Rows from a figure dataset:
****************************************
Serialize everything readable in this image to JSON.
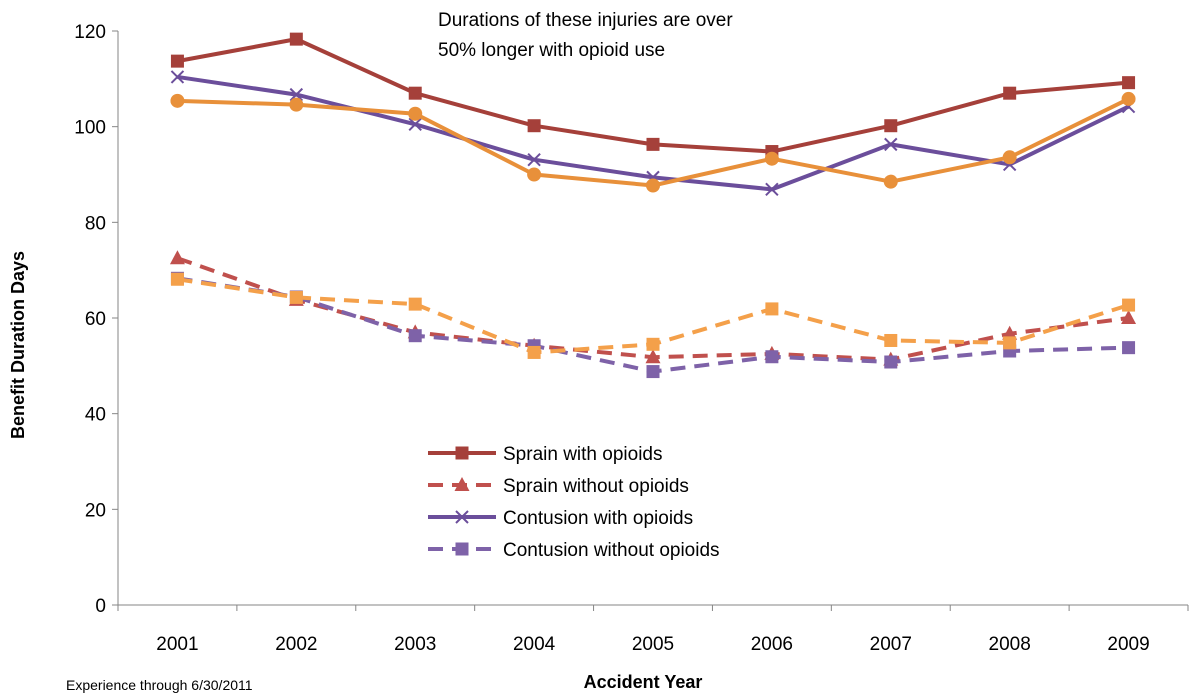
{
  "chart_data": {
    "type": "line",
    "xlabel": "Accident Year",
    "ylabel": "Benefit Duration Days",
    "ylim": [
      0,
      120
    ],
    "yticks": [
      0,
      20,
      40,
      60,
      80,
      100,
      120
    ],
    "categories": [
      "2001",
      "2002",
      "2003",
      "2004",
      "2005",
      "2006",
      "2007",
      "2008",
      "2009"
    ],
    "annotation_lines": [
      "Durations of these injuries are over",
      "50% longer with opioid use"
    ],
    "footnote": "Experience through 6/30/2011",
    "legend_position": "center",
    "series": [
      {
        "name": "Sprain with opioids",
        "values": [
          113.7,
          118.3,
          107.0,
          100.2,
          96.3,
          94.8,
          100.2,
          107.0,
          109.2
        ],
        "color": "#A5403A",
        "dash": "solid",
        "marker": "square",
        "in_legend": true
      },
      {
        "name": "Sprain without opioids",
        "values": [
          72.5,
          63.8,
          57.0,
          54.2,
          51.8,
          52.5,
          51.3,
          56.7,
          60.0
        ],
        "color": "#C0504D",
        "dash": "dashed",
        "marker": "triangle",
        "in_legend": true
      },
      {
        "name": "Contusion with opioids",
        "values": [
          110.4,
          106.7,
          100.5,
          93.1,
          89.4,
          86.9,
          96.3,
          92.1,
          104.2
        ],
        "color": "#6B4E9B",
        "dash": "solid",
        "marker": "x",
        "in_legend": true
      },
      {
        "name": "Contusion without opioids",
        "values": [
          68.3,
          64.4,
          56.3,
          54.2,
          48.8,
          51.9,
          50.8,
          53.1,
          53.8
        ],
        "color": "#7E62A8",
        "dash": "dashed",
        "marker": "square",
        "in_legend": true
      },
      {
        "name": "",
        "values": [
          105.4,
          104.6,
          102.7,
          90.0,
          87.7,
          93.3,
          88.5,
          93.6,
          105.8
        ],
        "color": "#E8903A",
        "dash": "solid",
        "marker": "circle",
        "in_legend": false
      },
      {
        "name": "",
        "values": [
          68.1,
          64.3,
          62.9,
          52.8,
          54.5,
          61.9,
          55.3,
          54.8,
          62.7
        ],
        "color": "#F4A04A",
        "dash": "dashed",
        "marker": "square",
        "in_legend": false
      }
    ]
  }
}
****************************************
> **GIVEN PROBLEM**: Omitting all images, print the listing exactly.

> **RESULT FOR THIS EXERCISE**:
Serialize everything readable in this image to JSON.
{
  "chart_data": {
    "type": "line",
    "xlabel": "Accident Year",
    "ylabel": "Benefit Duration Days",
    "ylim": [
      0,
      120
    ],
    "yticks": [
      0,
      20,
      40,
      60,
      80,
      100,
      120
    ],
    "categories": [
      "2001",
      "2002",
      "2003",
      "2004",
      "2005",
      "2006",
      "2007",
      "2008",
      "2009"
    ],
    "annotation_lines": [
      "Durations of these injuries are over",
      "50% longer with opioid use"
    ],
    "footnote": "Experience through 6/30/2011",
    "legend_position": "center",
    "series": [
      {
        "name": "Sprain with opioids",
        "values": [
          113.7,
          118.3,
          107.0,
          100.2,
          96.3,
          94.8,
          100.2,
          107.0,
          109.2
        ],
        "color": "#A5403A",
        "dash": "solid",
        "marker": "square",
        "in_legend": true
      },
      {
        "name": "Sprain without opioids",
        "values": [
          72.5,
          63.8,
          57.0,
          54.2,
          51.8,
          52.5,
          51.3,
          56.7,
          60.0
        ],
        "color": "#C0504D",
        "dash": "dashed",
        "marker": "triangle",
        "in_legend": true
      },
      {
        "name": "Contusion with opioids",
        "values": [
          110.4,
          106.7,
          100.5,
          93.1,
          89.4,
          86.9,
          96.3,
          92.1,
          104.2
        ],
        "color": "#6B4E9B",
        "dash": "solid",
        "marker": "x",
        "in_legend": true
      },
      {
        "name": "Contusion without opioids",
        "values": [
          68.3,
          64.4,
          56.3,
          54.2,
          48.8,
          51.9,
          50.8,
          53.1,
          53.8
        ],
        "color": "#7E62A8",
        "dash": "dashed",
        "marker": "square",
        "in_legend": true
      },
      {
        "name": "",
        "values": [
          105.4,
          104.6,
          102.7,
          90.0,
          87.7,
          93.3,
          88.5,
          93.6,
          105.8
        ],
        "color": "#E8903A",
        "dash": "solid",
        "marker": "circle",
        "in_legend": false
      },
      {
        "name": "",
        "values": [
          68.1,
          64.3,
          62.9,
          52.8,
          54.5,
          61.9,
          55.3,
          54.8,
          62.7
        ],
        "color": "#F4A04A",
        "dash": "dashed",
        "marker": "square",
        "in_legend": false
      }
    ]
  }
}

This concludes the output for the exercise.